Goal:
Search the records for the word "Design" and report each line that has it.

Supplied information:
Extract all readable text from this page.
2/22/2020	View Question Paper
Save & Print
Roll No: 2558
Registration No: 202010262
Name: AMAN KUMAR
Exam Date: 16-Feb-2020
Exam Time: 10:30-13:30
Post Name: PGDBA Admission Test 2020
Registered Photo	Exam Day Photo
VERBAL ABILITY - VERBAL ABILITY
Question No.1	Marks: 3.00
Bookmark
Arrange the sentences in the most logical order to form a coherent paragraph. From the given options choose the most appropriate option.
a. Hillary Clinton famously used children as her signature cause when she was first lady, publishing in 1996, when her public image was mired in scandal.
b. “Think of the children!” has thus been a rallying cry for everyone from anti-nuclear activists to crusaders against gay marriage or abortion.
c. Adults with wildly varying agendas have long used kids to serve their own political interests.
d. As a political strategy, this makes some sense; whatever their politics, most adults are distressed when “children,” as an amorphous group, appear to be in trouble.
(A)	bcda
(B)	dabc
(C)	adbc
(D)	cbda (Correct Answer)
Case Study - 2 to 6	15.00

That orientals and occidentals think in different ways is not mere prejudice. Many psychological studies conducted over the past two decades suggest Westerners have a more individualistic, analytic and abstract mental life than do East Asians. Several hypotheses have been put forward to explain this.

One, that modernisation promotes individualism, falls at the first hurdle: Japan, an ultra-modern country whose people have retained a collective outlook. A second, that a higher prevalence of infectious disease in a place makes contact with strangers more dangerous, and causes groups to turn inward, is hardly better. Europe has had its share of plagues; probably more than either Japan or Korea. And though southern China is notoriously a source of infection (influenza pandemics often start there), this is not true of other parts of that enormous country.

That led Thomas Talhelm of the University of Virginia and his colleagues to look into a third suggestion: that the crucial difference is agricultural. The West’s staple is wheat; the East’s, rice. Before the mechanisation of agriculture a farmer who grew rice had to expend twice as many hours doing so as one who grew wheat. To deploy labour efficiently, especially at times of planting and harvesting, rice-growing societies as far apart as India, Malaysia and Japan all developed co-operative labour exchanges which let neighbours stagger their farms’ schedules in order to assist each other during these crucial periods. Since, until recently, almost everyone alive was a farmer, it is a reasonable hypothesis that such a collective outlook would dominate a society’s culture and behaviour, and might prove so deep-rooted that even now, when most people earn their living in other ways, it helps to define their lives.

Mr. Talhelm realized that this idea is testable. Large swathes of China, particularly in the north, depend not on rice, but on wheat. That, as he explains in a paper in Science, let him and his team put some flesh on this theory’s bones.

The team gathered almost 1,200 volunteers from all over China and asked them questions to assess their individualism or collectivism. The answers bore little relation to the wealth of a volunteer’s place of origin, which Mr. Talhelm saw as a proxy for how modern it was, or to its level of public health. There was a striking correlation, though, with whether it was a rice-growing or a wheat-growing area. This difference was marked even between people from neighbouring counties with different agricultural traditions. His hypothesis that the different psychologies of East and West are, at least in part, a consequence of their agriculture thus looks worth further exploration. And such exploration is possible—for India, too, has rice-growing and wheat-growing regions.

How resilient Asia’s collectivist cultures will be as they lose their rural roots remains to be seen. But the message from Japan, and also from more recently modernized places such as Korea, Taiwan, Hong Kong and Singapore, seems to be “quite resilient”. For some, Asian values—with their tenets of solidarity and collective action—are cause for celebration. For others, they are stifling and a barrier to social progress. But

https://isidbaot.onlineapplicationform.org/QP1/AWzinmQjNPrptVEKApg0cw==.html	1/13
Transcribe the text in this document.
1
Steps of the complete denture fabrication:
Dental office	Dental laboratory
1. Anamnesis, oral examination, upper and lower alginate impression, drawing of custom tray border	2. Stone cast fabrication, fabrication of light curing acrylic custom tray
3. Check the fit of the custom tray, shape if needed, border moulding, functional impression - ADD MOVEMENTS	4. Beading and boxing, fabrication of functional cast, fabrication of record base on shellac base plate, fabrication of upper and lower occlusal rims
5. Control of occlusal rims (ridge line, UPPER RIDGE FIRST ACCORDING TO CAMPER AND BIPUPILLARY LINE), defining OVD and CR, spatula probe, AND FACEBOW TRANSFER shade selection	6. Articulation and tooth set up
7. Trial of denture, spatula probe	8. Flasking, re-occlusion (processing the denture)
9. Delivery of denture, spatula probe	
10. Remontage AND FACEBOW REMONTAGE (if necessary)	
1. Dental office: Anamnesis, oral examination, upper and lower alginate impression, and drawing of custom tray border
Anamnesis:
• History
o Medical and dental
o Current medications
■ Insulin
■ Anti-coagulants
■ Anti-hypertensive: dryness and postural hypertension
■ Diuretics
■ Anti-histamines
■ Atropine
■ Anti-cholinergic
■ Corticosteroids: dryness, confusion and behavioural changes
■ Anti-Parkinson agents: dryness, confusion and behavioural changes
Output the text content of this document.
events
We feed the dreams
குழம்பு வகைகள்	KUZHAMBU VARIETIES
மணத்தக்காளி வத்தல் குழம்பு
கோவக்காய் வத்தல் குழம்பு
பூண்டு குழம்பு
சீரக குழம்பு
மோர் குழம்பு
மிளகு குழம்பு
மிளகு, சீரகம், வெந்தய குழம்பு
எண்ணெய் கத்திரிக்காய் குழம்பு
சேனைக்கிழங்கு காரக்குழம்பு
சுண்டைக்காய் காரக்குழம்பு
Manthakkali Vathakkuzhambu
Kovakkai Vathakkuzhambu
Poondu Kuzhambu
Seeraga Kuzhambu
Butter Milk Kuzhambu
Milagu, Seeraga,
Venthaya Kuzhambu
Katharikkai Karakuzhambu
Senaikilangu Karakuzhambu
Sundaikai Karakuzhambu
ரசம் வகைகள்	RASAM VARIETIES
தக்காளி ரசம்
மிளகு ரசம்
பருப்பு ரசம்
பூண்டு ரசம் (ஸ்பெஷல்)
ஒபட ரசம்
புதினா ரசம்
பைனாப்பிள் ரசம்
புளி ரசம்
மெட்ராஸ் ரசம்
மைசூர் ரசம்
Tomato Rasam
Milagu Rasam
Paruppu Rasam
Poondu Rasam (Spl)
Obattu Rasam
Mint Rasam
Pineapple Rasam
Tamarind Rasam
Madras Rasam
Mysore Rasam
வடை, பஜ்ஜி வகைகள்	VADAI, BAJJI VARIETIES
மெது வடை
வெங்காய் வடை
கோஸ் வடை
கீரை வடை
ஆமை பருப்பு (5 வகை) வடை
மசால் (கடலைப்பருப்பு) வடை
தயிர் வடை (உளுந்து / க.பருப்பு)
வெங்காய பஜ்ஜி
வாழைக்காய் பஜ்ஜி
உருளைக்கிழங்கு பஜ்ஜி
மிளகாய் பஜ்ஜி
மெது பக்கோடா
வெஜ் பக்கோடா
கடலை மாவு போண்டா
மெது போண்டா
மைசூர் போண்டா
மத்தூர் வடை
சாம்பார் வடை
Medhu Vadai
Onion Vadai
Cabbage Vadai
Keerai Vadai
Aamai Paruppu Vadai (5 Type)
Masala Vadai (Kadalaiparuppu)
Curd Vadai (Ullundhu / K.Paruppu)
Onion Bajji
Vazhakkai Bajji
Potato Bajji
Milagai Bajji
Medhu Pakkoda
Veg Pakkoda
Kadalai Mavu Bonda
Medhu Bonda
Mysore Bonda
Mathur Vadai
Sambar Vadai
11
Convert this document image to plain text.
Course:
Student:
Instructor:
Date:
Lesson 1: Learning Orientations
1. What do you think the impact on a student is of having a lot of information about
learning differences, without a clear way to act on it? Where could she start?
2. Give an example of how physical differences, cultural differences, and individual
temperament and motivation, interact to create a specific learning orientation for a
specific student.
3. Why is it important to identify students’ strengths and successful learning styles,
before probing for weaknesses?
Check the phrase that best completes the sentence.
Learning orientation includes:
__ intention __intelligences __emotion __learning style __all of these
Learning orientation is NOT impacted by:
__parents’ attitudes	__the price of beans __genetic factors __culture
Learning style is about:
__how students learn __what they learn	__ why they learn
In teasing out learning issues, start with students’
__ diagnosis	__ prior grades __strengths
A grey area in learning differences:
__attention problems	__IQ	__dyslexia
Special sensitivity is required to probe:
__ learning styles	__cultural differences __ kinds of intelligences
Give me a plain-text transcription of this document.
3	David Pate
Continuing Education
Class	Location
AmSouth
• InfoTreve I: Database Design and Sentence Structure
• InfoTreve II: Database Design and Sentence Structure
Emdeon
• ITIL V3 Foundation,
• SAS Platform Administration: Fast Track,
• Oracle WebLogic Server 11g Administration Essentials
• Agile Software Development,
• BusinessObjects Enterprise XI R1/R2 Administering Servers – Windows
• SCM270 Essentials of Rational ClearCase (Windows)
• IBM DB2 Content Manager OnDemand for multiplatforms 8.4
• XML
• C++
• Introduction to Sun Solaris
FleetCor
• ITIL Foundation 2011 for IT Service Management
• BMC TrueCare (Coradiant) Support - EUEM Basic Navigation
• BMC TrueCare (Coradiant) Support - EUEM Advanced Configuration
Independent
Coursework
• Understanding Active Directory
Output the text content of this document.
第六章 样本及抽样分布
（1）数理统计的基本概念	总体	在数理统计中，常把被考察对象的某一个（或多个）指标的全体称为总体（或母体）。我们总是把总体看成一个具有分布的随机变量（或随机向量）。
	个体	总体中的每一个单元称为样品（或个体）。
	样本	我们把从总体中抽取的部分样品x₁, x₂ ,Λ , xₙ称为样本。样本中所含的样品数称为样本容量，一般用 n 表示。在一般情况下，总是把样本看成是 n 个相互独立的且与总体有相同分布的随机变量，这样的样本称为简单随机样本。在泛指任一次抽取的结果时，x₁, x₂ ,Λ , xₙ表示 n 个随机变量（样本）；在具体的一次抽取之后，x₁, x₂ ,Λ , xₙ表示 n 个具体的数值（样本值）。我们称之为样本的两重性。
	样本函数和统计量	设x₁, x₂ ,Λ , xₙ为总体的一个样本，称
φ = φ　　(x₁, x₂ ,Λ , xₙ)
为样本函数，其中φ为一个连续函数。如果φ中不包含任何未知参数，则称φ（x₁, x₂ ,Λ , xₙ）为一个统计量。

Expected answer:
• InfoTreve I: Database Design and Sentence Structure
• InfoTreve II: Database Design and Sentence Structure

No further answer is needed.